PROBLEM TO WORK ON:
An exact copy of the records is required, minus the pictures they hold.

DATA SUPPLIED:
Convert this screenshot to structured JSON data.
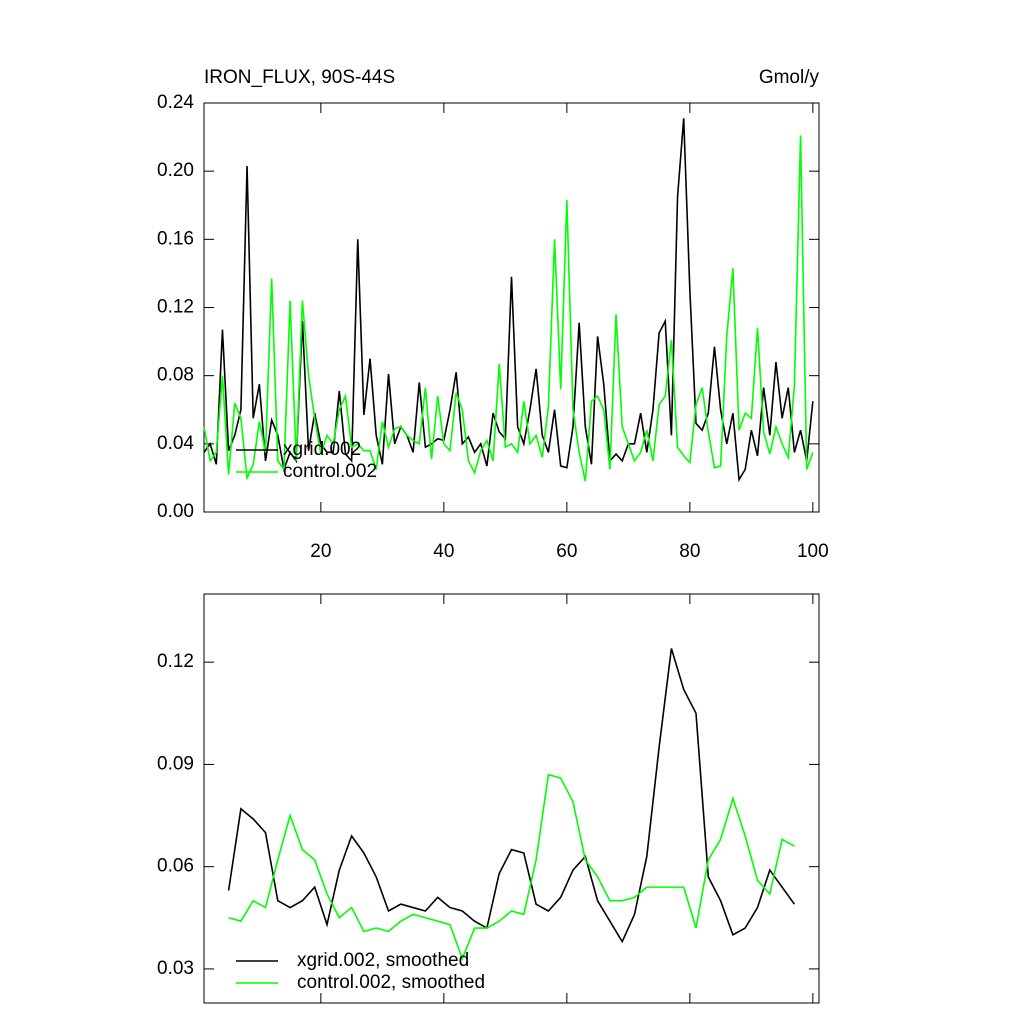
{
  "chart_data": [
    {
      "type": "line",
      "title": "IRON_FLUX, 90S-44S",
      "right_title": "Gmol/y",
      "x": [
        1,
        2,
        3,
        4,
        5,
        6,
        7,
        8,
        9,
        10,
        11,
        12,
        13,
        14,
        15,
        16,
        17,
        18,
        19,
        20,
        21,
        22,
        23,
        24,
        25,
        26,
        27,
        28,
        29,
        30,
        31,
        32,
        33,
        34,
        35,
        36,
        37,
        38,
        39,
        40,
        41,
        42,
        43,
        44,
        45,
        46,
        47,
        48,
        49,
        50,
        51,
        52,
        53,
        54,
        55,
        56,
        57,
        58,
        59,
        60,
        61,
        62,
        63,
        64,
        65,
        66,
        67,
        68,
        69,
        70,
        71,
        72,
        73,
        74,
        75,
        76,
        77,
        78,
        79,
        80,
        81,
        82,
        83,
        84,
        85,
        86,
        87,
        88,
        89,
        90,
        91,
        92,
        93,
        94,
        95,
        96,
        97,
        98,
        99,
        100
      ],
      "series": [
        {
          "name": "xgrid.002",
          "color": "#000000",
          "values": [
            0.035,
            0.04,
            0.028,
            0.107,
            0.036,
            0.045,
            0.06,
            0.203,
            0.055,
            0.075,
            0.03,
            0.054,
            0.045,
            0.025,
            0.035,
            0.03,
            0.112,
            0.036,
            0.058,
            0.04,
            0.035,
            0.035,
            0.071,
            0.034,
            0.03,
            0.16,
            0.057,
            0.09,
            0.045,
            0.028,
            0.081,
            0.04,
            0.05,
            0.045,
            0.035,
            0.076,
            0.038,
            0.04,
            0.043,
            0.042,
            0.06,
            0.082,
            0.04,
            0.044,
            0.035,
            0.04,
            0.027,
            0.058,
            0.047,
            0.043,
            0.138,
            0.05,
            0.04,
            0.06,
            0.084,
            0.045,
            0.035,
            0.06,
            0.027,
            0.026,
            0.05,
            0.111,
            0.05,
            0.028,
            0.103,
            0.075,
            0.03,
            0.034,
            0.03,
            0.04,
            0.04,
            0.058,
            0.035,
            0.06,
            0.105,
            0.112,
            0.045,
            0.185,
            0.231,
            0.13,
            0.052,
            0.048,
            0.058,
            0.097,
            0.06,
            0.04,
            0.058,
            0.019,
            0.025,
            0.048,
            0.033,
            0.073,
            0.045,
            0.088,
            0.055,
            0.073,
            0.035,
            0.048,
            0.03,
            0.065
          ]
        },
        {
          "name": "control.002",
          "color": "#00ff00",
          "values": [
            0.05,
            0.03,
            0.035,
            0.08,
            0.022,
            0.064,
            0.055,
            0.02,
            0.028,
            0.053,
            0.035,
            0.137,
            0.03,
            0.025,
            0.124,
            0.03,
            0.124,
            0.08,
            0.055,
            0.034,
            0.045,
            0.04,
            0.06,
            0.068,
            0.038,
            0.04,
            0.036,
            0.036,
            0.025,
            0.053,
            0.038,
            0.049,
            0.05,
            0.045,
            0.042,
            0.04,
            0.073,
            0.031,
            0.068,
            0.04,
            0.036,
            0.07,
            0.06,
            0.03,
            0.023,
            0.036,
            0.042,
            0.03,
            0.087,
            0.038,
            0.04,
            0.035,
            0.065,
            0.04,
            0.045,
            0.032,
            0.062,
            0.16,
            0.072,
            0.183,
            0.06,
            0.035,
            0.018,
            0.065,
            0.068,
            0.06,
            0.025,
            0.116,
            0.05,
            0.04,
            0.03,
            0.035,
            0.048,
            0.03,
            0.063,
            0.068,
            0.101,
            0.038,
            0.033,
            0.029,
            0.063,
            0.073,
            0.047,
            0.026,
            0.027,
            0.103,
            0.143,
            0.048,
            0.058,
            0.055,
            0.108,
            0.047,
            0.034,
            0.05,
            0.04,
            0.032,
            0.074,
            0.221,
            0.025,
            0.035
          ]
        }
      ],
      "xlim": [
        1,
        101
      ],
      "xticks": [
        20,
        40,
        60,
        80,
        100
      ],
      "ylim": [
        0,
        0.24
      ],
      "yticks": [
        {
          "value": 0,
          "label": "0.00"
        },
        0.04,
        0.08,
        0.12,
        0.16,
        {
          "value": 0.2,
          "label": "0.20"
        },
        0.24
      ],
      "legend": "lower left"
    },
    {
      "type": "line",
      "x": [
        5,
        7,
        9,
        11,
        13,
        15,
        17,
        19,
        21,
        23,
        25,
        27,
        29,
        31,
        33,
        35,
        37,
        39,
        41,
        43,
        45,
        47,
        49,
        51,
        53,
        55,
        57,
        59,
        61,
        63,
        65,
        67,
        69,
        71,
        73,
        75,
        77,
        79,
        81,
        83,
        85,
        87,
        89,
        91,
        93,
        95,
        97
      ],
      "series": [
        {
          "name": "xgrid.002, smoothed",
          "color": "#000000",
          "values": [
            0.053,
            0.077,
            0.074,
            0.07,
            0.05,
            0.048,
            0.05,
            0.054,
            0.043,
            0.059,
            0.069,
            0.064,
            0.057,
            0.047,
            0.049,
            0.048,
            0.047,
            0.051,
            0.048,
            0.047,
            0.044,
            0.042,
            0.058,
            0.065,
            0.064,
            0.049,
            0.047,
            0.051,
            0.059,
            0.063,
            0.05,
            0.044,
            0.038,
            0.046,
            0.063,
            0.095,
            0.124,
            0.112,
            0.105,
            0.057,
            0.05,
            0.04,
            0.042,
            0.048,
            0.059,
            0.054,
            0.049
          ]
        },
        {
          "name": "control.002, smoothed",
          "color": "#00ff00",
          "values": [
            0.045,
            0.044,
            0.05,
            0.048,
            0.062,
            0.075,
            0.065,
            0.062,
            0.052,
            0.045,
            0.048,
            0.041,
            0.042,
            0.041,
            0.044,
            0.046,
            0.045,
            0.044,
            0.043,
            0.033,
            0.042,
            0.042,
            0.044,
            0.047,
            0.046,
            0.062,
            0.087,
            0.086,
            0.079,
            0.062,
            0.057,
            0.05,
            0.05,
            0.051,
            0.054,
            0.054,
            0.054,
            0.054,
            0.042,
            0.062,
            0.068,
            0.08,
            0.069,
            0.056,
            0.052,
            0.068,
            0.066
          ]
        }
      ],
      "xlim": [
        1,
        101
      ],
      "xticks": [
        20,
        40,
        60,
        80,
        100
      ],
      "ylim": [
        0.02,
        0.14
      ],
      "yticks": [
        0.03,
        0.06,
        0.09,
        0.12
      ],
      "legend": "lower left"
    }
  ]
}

SOLUTION TO THE EXERCISE:
Convert this screenshot to structured JSON data.
{
  "chart_data": [
    {
      "type": "line",
      "title": "IRON_FLUX, 90S-44S",
      "right_title": "Gmol/y",
      "x": [
        1,
        2,
        3,
        4,
        5,
        6,
        7,
        8,
        9,
        10,
        11,
        12,
        13,
        14,
        15,
        16,
        17,
        18,
        19,
        20,
        21,
        22,
        23,
        24,
        25,
        26,
        27,
        28,
        29,
        30,
        31,
        32,
        33,
        34,
        35,
        36,
        37,
        38,
        39,
        40,
        41,
        42,
        43,
        44,
        45,
        46,
        47,
        48,
        49,
        50,
        51,
        52,
        53,
        54,
        55,
        56,
        57,
        58,
        59,
        60,
        61,
        62,
        63,
        64,
        65,
        66,
        67,
        68,
        69,
        70,
        71,
        72,
        73,
        74,
        75,
        76,
        77,
        78,
        79,
        80,
        81,
        82,
        83,
        84,
        85,
        86,
        87,
        88,
        89,
        90,
        91,
        92,
        93,
        94,
        95,
        96,
        97,
        98,
        99,
        100
      ],
      "series": [
        {
          "name": "xgrid.002",
          "color": "#000000",
          "values": [
            0.035,
            0.04,
            0.028,
            0.107,
            0.036,
            0.045,
            0.06,
            0.203,
            0.055,
            0.075,
            0.03,
            0.054,
            0.045,
            0.025,
            0.035,
            0.03,
            0.112,
            0.036,
            0.058,
            0.04,
            0.035,
            0.035,
            0.071,
            0.034,
            0.03,
            0.16,
            0.057,
            0.09,
            0.045,
            0.028,
            0.081,
            0.04,
            0.05,
            0.045,
            0.035,
            0.076,
            0.038,
            0.04,
            0.043,
            0.042,
            0.06,
            0.082,
            0.04,
            0.044,
            0.035,
            0.04,
            0.027,
            0.058,
            0.047,
            0.043,
            0.138,
            0.05,
            0.04,
            0.06,
            0.084,
            0.045,
            0.035,
            0.06,
            0.027,
            0.026,
            0.05,
            0.111,
            0.05,
            0.028,
            0.103,
            0.075,
            0.03,
            0.034,
            0.03,
            0.04,
            0.04,
            0.058,
            0.035,
            0.06,
            0.105,
            0.112,
            0.045,
            0.185,
            0.231,
            0.13,
            0.052,
            0.048,
            0.058,
            0.097,
            0.06,
            0.04,
            0.058,
            0.019,
            0.025,
            0.048,
            0.033,
            0.073,
            0.045,
            0.088,
            0.055,
            0.073,
            0.035,
            0.048,
            0.03,
            0.065
          ]
        },
        {
          "name": "control.002",
          "color": "#00ff00",
          "values": [
            0.05,
            0.03,
            0.035,
            0.08,
            0.022,
            0.064,
            0.055,
            0.02,
            0.028,
            0.053,
            0.035,
            0.137,
            0.03,
            0.025,
            0.124,
            0.03,
            0.124,
            0.08,
            0.055,
            0.034,
            0.045,
            0.04,
            0.06,
            0.068,
            0.038,
            0.04,
            0.036,
            0.036,
            0.025,
            0.053,
            0.038,
            0.049,
            0.05,
            0.045,
            0.042,
            0.04,
            0.073,
            0.031,
            0.068,
            0.04,
            0.036,
            0.07,
            0.06,
            0.03,
            0.023,
            0.036,
            0.042,
            0.03,
            0.087,
            0.038,
            0.04,
            0.035,
            0.065,
            0.04,
            0.045,
            0.032,
            0.062,
            0.16,
            0.072,
            0.183,
            0.06,
            0.035,
            0.018,
            0.065,
            0.068,
            0.06,
            0.025,
            0.116,
            0.05,
            0.04,
            0.03,
            0.035,
            0.048,
            0.03,
            0.063,
            0.068,
            0.101,
            0.038,
            0.033,
            0.029,
            0.063,
            0.073,
            0.047,
            0.026,
            0.027,
            0.103,
            0.143,
            0.048,
            0.058,
            0.055,
            0.108,
            0.047,
            0.034,
            0.05,
            0.04,
            0.032,
            0.074,
            0.221,
            0.025,
            0.035
          ]
        }
      ],
      "xlim": [
        1,
        101
      ],
      "xticks": [
        20,
        40,
        60,
        80,
        100
      ],
      "ylim": [
        0,
        0.24
      ],
      "yticks": [
        {
          "value": 0,
          "label": "0.00"
        },
        0.04,
        0.08,
        0.12,
        0.16,
        {
          "value": 0.2,
          "label": "0.20"
        },
        0.24
      ],
      "legend": "lower left"
    },
    {
      "type": "line",
      "x": [
        5,
        7,
        9,
        11,
        13,
        15,
        17,
        19,
        21,
        23,
        25,
        27,
        29,
        31,
        33,
        35,
        37,
        39,
        41,
        43,
        45,
        47,
        49,
        51,
        53,
        55,
        57,
        59,
        61,
        63,
        65,
        67,
        69,
        71,
        73,
        75,
        77,
        79,
        81,
        83,
        85,
        87,
        89,
        91,
        93,
        95,
        97
      ],
      "series": [
        {
          "name": "xgrid.002, smoothed",
          "color": "#000000",
          "values": [
            0.053,
            0.077,
            0.074,
            0.07,
            0.05,
            0.048,
            0.05,
            0.054,
            0.043,
            0.059,
            0.069,
            0.064,
            0.057,
            0.047,
            0.049,
            0.048,
            0.047,
            0.051,
            0.048,
            0.047,
            0.044,
            0.042,
            0.058,
            0.065,
            0.064,
            0.049,
            0.047,
            0.051,
            0.059,
            0.063,
            0.05,
            0.044,
            0.038,
            0.046,
            0.063,
            0.095,
            0.124,
            0.112,
            0.105,
            0.057,
            0.05,
            0.04,
            0.042,
            0.048,
            0.059,
            0.054,
            0.049
          ]
        },
        {
          "name": "control.002, smoothed",
          "color": "#00ff00",
          "values": [
            0.045,
            0.044,
            0.05,
            0.048,
            0.062,
            0.075,
            0.065,
            0.062,
            0.052,
            0.045,
            0.048,
            0.041,
            0.042,
            0.041,
            0.044,
            0.046,
            0.045,
            0.044,
            0.043,
            0.033,
            0.042,
            0.042,
            0.044,
            0.047,
            0.046,
            0.062,
            0.087,
            0.086,
            0.079,
            0.062,
            0.057,
            0.05,
            0.05,
            0.051,
            0.054,
            0.054,
            0.054,
            0.054,
            0.042,
            0.062,
            0.068,
            0.08,
            0.069,
            0.056,
            0.052,
            0.068,
            0.066
          ]
        }
      ],
      "xlim": [
        1,
        101
      ],
      "xticks": [
        20,
        40,
        60,
        80,
        100
      ],
      "ylim": [
        0.02,
        0.14
      ],
      "yticks": [
        0.03,
        0.06,
        0.09,
        0.12
      ],
      "legend": "lower left"
    }
  ]
}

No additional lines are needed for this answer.